-- begin Material for this task --

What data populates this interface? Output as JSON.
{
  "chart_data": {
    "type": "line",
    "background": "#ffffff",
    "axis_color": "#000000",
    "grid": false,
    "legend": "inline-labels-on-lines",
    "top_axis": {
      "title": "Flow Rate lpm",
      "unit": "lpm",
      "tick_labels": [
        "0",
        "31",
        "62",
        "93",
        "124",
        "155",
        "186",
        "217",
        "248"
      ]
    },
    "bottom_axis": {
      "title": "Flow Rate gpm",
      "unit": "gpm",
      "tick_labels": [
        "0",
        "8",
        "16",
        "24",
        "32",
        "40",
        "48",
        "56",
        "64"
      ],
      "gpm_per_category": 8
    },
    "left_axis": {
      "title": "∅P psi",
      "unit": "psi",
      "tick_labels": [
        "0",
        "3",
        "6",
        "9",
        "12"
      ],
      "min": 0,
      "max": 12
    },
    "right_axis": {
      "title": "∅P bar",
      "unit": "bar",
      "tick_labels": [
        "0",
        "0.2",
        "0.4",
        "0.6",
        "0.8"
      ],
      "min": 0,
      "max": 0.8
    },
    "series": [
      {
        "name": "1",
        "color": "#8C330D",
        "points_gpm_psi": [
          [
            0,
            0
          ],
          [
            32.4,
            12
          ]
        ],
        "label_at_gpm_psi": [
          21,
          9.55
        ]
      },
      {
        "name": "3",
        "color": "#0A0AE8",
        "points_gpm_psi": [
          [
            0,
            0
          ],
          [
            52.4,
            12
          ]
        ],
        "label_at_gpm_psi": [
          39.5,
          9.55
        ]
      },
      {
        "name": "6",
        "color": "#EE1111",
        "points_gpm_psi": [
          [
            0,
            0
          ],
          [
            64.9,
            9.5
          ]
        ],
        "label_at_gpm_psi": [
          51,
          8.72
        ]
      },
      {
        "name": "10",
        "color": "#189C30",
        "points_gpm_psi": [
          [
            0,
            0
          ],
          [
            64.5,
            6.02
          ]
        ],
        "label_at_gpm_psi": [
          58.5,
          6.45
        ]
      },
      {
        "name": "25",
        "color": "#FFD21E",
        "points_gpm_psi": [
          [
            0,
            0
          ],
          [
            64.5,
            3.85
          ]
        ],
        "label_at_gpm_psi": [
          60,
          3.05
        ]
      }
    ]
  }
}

-- end Material for this task --

• [Written problem] Your task is to give the records above again, exactly.

• [Exercise output]
What data populates this interface? Output as JSON.
{
  "chart_data": {
    "type": "line",
    "background": "#ffffff",
    "axis_color": "#000000",
    "grid": false,
    "legend": "inline-labels-on-lines",
    "top_axis": {
      "title": "Flow Rate lpm",
      "unit": "lpm",
      "tick_labels": [
        "0",
        "31",
        "62",
        "93",
        "124",
        "155",
        "186",
        "217",
        "248"
      ]
    },
    "bottom_axis": {
      "title": "Flow Rate gpm",
      "unit": "gpm",
      "tick_labels": [
        "0",
        "8",
        "16",
        "24",
        "32",
        "40",
        "48",
        "56",
        "64"
      ],
      "gpm_per_category": 8
    },
    "left_axis": {
      "title": "∅P psi",
      "unit": "psi",
      "tick_labels": [
        "0",
        "3",
        "6",
        "9",
        "12"
      ],
      "min": 0,
      "max": 12
    },
    "right_axis": {
      "title": "∅P bar",
      "unit": "bar",
      "tick_labels": [
        "0",
        "0.2",
        "0.4",
        "0.6",
        "0.8"
      ],
      "min": 0,
      "max": 0.8
    },
    "series": [
      {
        "name": "1",
        "color": "#8C330D",
        "points_gpm_psi": [
          [
            0,
            0
          ],
          [
            32.4,
            12
          ]
        ],
        "label_at_gpm_psi": [
          21,
          9.55
        ]
      },
      {
        "name": "3",
        "color": "#0A0AE8",
        "points_gpm_psi": [
          [
            0,
            0
          ],
          [
            52.4,
            12
          ]
        ],
        "label_at_gpm_psi": [
          39.5,
          9.55
        ]
      },
      {
        "name": "6",
        "color": "#EE1111",
        "points_gpm_psi": [
          [
            0,
            0
          ],
          [
            64.9,
            9.5
          ]
        ],
        "label_at_gpm_psi": [
          51,
          8.72
        ]
      },
      {
        "name": "10",
        "color": "#189C30",
        "points_gpm_psi": [
          [
            0,
            0
          ],
          [
            64.5,
            6.02
          ]
        ],
        "label_at_gpm_psi": [
          58.5,
          6.45
        ]
      },
      {
        "name": "25",
        "color": "#FFD21E",
        "points_gpm_psi": [
          [
            0,
            0
          ],
          [
            64.5,
            3.85
          ]
        ],
        "label_at_gpm_psi": [
          60,
          3.05
        ]
      }
    ]
  }
}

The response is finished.